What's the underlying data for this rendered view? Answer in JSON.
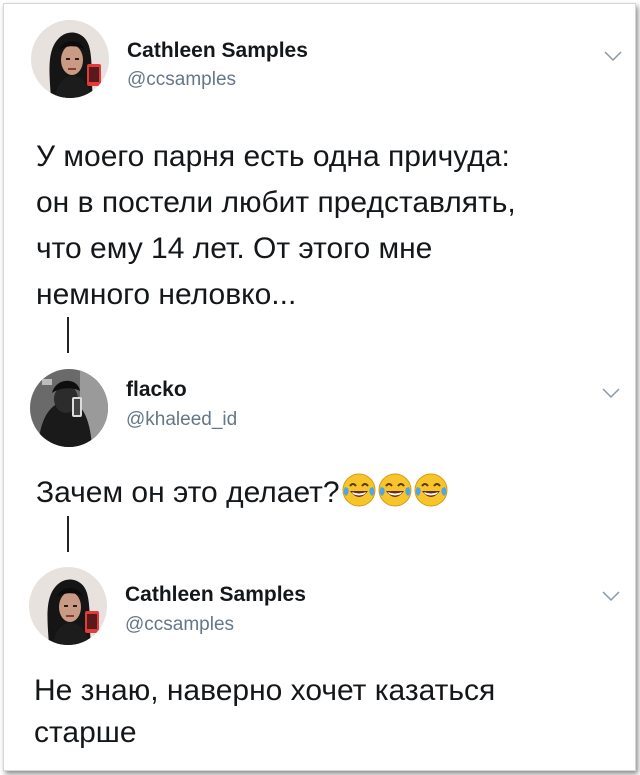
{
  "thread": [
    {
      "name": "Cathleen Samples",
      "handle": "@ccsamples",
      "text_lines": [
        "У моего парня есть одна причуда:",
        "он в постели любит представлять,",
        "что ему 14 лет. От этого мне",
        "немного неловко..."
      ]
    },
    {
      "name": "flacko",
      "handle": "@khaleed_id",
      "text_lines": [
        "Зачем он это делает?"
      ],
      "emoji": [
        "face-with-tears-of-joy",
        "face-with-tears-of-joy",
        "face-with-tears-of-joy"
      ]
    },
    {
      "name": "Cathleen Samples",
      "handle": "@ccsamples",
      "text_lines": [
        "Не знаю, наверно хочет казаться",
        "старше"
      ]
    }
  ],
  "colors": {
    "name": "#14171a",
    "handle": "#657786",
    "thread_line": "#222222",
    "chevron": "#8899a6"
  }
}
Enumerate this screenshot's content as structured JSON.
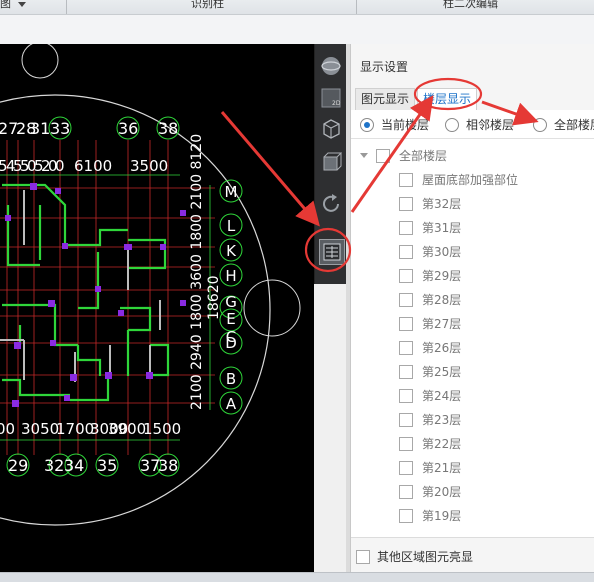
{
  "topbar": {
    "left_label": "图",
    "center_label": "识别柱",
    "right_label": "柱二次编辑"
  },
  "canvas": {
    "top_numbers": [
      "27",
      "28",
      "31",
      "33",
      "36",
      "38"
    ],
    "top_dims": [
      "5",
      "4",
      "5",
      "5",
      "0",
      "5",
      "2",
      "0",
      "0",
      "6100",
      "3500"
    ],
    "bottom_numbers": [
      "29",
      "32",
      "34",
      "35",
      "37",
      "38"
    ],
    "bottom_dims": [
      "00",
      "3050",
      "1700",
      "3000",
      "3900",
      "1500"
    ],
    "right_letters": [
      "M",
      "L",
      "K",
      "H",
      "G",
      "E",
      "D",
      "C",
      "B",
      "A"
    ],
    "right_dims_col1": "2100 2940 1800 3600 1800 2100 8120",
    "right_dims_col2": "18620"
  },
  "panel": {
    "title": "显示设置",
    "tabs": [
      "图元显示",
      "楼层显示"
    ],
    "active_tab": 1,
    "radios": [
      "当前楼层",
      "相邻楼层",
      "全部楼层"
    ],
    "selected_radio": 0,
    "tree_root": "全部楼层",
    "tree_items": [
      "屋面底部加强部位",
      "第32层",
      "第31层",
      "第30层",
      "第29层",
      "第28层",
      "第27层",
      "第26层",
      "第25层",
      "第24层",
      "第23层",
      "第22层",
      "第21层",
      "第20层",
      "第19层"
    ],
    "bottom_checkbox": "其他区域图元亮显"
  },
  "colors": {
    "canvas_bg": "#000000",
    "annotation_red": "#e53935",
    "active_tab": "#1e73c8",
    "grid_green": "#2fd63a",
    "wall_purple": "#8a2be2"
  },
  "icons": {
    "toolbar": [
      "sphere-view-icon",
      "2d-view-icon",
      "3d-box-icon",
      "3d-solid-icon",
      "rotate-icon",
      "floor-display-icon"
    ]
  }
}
***
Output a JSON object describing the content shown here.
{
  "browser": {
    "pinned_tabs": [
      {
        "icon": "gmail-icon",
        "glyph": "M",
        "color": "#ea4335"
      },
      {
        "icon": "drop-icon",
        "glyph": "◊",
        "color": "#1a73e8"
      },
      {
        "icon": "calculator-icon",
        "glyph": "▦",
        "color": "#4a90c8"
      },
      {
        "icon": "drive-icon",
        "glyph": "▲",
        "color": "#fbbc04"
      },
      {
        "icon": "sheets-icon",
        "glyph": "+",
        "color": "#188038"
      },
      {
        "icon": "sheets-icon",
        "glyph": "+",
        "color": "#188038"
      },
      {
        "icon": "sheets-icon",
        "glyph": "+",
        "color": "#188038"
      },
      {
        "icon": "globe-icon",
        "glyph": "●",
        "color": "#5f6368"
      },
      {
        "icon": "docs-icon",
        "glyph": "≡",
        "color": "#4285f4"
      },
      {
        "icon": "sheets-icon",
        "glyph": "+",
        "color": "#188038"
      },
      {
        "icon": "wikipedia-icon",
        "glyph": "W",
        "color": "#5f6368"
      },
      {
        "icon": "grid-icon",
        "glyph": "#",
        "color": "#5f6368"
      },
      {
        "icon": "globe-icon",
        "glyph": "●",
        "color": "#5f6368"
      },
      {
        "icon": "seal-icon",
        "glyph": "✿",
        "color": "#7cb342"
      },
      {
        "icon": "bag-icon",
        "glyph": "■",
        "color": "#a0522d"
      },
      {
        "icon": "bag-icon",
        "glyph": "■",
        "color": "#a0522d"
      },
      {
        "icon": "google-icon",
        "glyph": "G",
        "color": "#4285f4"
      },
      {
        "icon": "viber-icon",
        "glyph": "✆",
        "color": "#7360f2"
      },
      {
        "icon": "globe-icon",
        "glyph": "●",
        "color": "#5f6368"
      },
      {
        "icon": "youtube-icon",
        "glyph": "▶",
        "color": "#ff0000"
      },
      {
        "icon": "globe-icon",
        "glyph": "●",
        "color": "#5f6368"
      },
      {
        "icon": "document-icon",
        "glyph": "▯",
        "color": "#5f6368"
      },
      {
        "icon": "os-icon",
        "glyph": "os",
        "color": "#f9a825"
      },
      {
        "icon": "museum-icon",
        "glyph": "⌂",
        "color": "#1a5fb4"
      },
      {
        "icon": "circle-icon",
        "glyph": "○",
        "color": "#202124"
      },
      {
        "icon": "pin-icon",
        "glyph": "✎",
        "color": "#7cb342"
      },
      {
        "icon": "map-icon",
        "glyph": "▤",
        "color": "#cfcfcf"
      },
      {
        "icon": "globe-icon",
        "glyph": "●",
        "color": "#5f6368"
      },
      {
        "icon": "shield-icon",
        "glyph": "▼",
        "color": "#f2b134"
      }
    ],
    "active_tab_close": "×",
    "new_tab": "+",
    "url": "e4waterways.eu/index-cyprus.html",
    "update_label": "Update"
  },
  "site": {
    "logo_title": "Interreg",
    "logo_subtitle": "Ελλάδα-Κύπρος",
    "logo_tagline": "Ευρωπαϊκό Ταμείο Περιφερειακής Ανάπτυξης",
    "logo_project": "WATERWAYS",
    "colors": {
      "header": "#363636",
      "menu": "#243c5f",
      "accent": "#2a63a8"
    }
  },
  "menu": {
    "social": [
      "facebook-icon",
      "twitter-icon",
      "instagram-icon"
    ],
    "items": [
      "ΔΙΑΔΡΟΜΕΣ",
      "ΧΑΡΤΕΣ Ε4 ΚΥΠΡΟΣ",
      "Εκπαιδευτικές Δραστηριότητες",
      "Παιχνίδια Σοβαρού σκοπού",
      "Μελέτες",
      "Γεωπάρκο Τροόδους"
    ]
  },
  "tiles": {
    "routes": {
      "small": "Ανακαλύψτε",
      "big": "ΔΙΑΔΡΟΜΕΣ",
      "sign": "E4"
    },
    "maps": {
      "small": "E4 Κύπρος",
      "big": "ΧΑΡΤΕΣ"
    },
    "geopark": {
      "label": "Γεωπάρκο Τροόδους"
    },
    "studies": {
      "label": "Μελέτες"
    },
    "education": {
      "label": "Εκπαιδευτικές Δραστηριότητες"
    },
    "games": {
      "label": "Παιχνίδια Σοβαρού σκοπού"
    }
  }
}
***
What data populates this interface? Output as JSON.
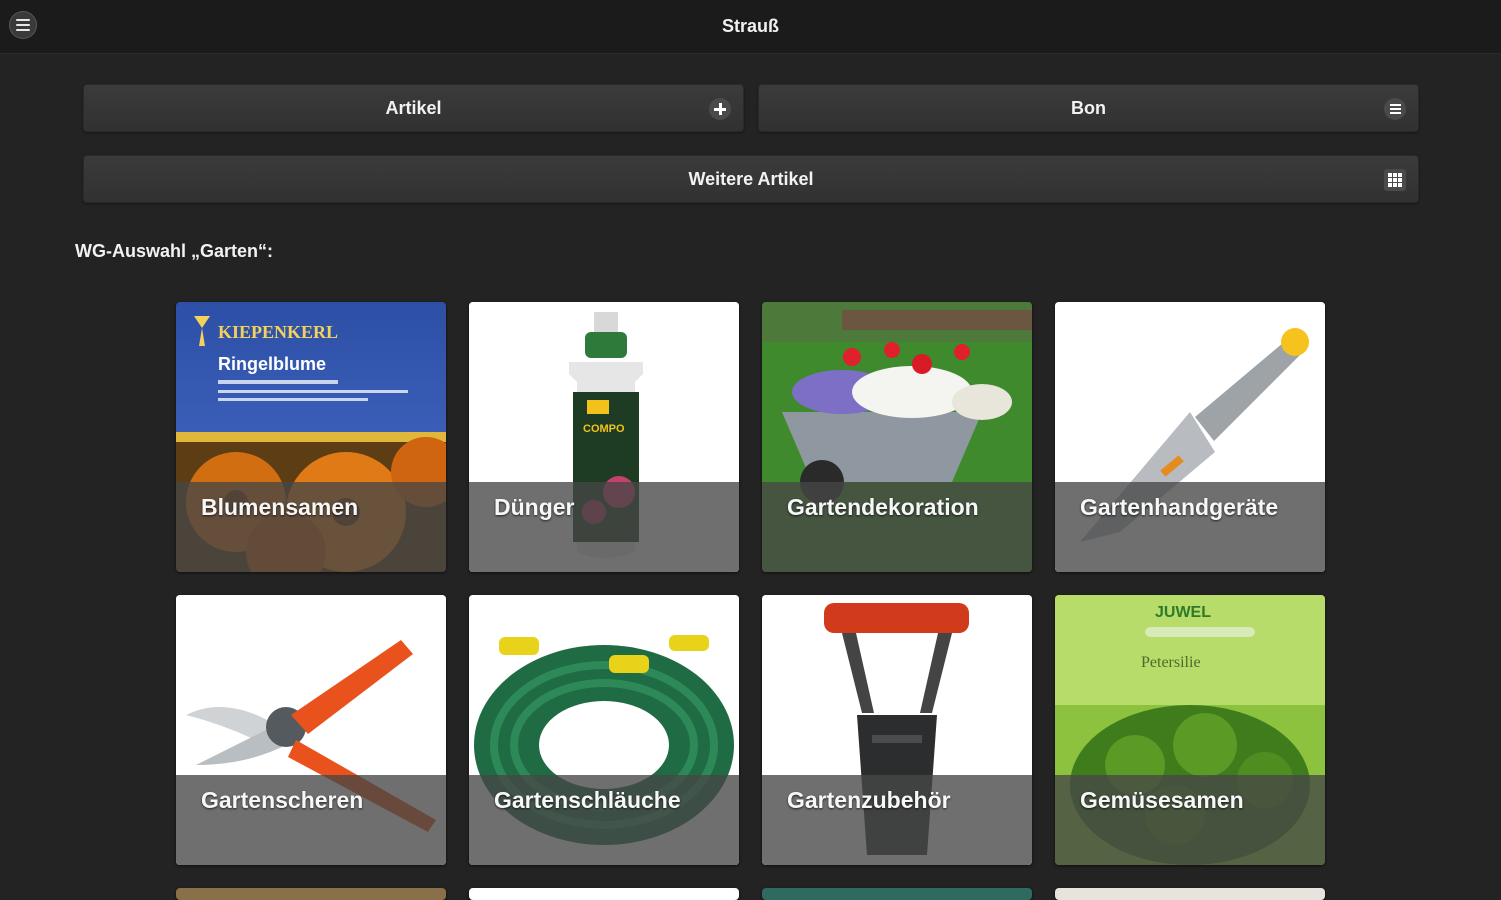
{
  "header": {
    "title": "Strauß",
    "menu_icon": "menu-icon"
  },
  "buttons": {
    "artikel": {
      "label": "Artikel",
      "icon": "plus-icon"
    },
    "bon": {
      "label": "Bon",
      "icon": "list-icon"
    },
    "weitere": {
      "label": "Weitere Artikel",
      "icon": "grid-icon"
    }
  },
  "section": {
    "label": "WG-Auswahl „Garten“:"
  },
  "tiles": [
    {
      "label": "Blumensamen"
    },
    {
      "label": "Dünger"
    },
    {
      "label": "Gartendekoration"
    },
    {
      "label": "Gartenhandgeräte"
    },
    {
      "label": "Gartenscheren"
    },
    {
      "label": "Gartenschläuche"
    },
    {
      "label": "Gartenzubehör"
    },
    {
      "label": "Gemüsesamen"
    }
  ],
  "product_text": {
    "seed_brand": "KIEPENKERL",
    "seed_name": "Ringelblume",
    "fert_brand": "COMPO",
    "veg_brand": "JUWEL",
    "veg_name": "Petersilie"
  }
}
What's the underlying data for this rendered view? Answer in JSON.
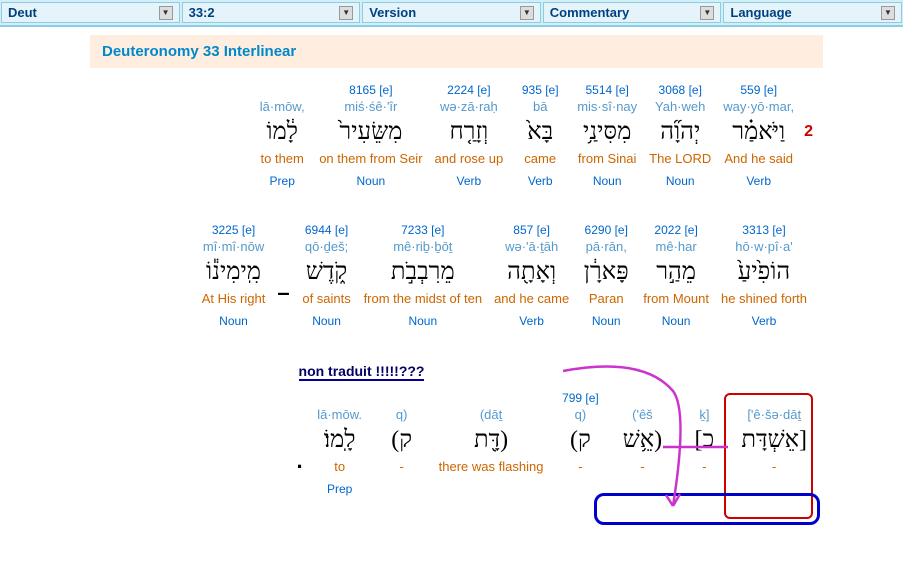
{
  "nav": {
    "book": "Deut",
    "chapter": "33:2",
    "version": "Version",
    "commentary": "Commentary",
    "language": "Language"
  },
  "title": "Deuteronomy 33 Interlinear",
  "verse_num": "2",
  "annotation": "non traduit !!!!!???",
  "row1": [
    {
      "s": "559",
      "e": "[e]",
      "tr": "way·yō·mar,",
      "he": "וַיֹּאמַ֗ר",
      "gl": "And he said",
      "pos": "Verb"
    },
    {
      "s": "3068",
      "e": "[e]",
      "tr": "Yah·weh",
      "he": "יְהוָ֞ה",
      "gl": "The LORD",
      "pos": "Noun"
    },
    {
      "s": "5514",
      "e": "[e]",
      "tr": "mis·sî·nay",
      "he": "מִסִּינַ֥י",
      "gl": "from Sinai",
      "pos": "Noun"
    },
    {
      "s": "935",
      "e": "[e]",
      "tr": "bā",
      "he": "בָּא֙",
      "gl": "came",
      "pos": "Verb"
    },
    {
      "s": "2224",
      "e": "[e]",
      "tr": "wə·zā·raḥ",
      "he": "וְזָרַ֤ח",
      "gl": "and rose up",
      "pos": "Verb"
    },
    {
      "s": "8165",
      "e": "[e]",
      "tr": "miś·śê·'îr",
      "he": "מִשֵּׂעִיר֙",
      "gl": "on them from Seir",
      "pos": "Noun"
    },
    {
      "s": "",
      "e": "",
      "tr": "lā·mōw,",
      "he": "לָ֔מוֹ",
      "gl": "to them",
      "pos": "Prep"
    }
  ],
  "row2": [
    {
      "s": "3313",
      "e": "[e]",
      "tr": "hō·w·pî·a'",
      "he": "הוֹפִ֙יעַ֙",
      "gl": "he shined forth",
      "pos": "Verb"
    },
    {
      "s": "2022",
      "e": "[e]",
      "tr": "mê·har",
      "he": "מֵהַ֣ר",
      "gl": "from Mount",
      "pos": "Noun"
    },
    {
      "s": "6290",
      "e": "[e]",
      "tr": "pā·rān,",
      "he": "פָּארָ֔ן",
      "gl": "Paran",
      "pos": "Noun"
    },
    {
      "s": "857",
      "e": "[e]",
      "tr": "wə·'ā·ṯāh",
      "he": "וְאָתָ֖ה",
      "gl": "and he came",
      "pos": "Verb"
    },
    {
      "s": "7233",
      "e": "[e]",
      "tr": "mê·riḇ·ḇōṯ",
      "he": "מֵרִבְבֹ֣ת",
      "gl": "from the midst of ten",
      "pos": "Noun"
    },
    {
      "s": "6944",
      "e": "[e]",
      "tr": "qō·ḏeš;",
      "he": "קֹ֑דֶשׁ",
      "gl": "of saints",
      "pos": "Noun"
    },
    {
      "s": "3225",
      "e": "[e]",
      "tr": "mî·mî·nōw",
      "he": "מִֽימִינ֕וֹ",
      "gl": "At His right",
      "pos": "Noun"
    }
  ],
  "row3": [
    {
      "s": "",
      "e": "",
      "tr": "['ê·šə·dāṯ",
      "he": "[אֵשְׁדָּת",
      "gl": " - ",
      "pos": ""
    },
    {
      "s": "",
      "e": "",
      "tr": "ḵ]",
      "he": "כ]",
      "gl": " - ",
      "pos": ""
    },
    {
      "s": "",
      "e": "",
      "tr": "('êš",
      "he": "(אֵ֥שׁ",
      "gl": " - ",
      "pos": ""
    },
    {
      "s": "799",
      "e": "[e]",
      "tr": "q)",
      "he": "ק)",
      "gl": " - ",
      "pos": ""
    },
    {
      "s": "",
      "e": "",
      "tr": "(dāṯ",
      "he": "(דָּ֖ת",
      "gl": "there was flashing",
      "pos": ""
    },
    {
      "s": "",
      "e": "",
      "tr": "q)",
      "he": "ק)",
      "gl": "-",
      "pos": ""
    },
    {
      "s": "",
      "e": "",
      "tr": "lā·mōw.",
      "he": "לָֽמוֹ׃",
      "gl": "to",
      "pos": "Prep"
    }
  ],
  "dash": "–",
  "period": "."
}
***
**Task details:** Return all lines with the word "Γεωπάρκο" in them.

**Expected answer:**
      "Γεωπάρκο Τροόδους"
      "label": "Γεωπάρκο Τροόδους"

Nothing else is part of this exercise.